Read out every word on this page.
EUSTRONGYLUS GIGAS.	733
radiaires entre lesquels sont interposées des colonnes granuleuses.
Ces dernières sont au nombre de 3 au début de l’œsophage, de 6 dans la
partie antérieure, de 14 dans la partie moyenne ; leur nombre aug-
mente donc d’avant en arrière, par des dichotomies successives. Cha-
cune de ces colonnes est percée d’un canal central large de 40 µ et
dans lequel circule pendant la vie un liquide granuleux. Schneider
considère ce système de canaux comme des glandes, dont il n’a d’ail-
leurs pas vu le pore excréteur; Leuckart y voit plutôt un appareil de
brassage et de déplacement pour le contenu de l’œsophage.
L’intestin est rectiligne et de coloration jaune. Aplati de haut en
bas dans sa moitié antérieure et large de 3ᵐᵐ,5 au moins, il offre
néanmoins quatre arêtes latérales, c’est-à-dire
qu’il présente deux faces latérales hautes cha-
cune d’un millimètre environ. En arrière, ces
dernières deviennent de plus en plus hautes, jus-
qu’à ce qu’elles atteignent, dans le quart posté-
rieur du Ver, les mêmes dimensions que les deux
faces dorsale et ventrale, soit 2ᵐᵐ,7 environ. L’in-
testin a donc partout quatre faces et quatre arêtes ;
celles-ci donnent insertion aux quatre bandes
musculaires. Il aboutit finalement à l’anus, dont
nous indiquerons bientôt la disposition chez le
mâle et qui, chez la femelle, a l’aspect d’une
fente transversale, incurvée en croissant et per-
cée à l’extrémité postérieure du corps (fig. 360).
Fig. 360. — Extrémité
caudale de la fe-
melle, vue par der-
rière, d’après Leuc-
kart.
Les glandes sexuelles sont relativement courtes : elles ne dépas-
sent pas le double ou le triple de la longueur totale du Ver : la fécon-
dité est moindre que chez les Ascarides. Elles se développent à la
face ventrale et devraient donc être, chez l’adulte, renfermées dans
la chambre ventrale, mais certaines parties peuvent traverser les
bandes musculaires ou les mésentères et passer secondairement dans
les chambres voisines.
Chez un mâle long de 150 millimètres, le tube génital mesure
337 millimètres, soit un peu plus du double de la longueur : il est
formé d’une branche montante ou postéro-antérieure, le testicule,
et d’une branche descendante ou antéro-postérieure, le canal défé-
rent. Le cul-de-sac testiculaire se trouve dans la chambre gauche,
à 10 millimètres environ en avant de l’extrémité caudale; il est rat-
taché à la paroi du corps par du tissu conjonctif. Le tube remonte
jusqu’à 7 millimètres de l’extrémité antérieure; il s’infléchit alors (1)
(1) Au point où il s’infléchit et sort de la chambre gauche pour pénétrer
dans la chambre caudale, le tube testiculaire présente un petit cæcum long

********

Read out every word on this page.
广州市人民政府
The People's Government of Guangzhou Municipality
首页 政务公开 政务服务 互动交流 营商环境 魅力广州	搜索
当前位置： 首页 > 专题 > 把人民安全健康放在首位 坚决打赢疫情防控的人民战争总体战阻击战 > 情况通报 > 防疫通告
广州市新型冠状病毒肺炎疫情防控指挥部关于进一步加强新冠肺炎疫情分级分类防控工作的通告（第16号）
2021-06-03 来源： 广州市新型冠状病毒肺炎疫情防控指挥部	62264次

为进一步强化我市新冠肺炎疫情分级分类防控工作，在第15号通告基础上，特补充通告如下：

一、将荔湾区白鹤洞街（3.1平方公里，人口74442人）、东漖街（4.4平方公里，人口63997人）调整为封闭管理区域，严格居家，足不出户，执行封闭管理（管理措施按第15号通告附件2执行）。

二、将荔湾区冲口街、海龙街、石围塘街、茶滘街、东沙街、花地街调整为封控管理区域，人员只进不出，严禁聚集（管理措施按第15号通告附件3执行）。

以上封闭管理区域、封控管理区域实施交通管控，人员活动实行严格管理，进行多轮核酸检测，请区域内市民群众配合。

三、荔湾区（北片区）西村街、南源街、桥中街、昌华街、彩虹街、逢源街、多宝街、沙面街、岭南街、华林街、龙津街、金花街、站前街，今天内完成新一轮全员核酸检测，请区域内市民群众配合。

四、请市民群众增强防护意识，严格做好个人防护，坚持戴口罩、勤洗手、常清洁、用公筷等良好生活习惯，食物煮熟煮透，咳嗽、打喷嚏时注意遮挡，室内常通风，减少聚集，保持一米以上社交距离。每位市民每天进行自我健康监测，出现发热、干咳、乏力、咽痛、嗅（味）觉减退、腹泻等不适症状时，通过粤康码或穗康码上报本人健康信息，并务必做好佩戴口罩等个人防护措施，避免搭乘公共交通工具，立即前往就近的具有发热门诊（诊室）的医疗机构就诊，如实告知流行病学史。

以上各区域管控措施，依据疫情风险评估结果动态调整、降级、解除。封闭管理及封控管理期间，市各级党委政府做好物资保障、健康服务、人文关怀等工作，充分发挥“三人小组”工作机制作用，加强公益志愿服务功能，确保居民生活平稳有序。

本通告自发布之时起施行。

********

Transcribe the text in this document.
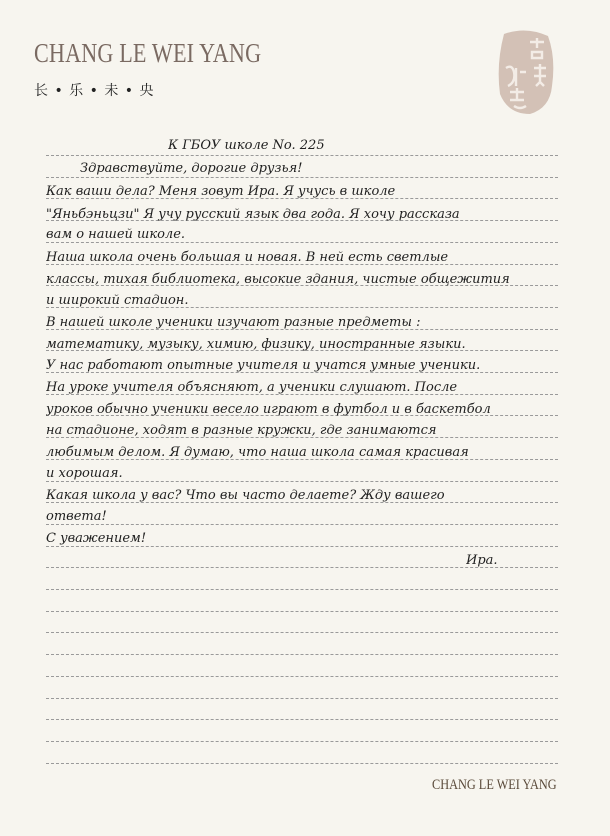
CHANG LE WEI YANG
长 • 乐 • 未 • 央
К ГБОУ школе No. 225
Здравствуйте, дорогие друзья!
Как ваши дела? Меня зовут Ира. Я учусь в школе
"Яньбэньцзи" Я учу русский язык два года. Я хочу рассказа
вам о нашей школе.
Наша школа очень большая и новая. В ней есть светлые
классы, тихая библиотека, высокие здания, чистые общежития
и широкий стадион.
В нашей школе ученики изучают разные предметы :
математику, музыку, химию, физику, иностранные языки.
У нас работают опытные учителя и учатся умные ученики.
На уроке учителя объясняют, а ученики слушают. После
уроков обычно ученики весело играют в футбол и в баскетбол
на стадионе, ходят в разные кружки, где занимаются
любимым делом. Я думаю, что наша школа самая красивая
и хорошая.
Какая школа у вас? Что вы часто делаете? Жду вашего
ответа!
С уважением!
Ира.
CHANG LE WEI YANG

********

• [WHAT YOU WILL DO]: Pull out all lines in the data above that include "colonnes".

• [WRITTEN ANSWER]:
radiaires entre lesquels sont interposées des colonnes granuleuses.
cune de ces colonnes est percée d’un canal central large de 40 µ et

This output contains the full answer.